======== EXTRAIT

La partie la plus originale de ce livre est celle où Anatole Leroy-Beaulieu expose « les mécomptes du libéralisme ; » on l’y sent partagé entre son penchant théorique pour le « libéralisme » et la constatation loyale de certaines de ses conséquences. Le libéralisme, — c’est la définition qu’il en donne, — a prétendu résoudre toutes les questions au moyen de principes abstraits ; il a été » rationnel, spéculatif, idéaliste, optimiste même ; » il a voulu faire tout découler de deux principes : liberté, égalité. Partout il a éprouvé des mécomptes. « L’essence du libéralisme moderne, c’est d’être rationnel avant tout ; » or, il est impossible de plier le monde « aux déductions absolues de la raison abstraite et du droit spéculatif. » De là maintes désillusions. La démocratie, issue de lui, s’est retournée contre lui ; elle ne s’est pas contentée des solutions libérales, elle a fait appel à la loi ; elle est restée « éprise des maximes abstraites et absolues du rationalisme politique, » mais la notion d’égalité est passée au premier rang. « Ce besoin de liberté, qui répond aux plus nobles instincts de l’esprit, était moins fort que le goût d’égalité qui flatte les moins nobles. La notion de liberté s’est étendue au domaine social et elle a signifié « affranchissement du joug de la pauvreté et du travail. » L’idée de « liberté, » le sens du mot « libéral, » ont été faussés. La démocratie a été ainsi, pour le libéralisme, une cause de perversion.

================
======== LIGNES DE DONNÉES

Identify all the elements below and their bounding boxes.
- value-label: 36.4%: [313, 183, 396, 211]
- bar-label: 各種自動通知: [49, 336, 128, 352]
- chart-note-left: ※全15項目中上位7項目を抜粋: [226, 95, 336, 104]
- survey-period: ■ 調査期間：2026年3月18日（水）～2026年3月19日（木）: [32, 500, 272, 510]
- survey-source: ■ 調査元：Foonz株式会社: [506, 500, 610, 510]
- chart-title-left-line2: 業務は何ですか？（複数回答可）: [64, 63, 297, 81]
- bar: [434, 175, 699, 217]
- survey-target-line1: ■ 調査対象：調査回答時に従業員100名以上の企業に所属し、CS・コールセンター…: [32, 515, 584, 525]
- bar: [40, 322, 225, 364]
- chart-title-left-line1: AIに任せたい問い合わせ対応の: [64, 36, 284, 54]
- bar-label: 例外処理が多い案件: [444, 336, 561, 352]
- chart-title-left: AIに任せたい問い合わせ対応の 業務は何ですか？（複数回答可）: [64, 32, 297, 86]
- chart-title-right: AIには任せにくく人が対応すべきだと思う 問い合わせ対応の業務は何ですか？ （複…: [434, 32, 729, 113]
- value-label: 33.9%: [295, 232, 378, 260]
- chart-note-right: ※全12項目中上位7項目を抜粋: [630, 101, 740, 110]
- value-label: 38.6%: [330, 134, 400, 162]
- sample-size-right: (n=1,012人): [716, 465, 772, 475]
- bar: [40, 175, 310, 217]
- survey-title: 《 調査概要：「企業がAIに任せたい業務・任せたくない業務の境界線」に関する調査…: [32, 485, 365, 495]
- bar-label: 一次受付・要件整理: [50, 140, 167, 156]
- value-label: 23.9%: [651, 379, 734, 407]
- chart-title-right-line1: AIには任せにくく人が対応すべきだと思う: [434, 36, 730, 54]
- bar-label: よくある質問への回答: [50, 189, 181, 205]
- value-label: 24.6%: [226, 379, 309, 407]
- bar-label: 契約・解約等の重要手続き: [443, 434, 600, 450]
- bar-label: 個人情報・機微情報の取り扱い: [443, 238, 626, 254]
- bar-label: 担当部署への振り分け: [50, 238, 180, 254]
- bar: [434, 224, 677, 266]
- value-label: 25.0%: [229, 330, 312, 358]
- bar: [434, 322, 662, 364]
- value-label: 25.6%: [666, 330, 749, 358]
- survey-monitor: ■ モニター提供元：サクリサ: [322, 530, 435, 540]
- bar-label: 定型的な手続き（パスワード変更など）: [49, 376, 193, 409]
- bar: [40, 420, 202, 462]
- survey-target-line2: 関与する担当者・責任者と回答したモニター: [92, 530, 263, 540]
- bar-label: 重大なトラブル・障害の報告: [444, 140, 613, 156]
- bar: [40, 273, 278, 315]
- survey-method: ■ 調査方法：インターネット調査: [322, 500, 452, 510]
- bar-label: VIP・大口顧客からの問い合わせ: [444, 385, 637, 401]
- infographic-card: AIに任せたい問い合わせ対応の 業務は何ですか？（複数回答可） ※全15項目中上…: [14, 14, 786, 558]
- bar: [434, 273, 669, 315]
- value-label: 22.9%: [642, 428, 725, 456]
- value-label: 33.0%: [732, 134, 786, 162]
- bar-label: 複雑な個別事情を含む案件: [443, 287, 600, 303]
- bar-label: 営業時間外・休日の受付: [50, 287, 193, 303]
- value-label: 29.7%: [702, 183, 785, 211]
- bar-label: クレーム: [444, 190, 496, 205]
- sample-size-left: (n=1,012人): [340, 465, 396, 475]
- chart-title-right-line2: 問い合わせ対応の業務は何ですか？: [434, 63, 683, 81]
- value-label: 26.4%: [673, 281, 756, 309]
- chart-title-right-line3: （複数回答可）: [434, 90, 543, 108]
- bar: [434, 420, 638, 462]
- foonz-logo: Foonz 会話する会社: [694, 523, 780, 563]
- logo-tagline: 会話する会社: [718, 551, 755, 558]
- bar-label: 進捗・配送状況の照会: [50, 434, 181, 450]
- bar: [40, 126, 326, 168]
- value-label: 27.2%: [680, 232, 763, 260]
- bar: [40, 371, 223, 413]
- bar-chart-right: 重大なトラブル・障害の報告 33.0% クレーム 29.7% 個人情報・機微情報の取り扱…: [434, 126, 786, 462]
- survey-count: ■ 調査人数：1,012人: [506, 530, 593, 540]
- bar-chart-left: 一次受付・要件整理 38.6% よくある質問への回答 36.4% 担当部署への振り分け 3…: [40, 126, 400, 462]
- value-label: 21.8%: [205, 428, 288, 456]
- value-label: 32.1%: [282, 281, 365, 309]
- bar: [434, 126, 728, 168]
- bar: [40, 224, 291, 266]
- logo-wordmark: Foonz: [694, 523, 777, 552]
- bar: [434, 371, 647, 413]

================

Dans l'extrait sur le libéralisme, de quels deux principes le libéralisme a-t-il voulu tout faire découler ?

De la liberté et de l'égalité.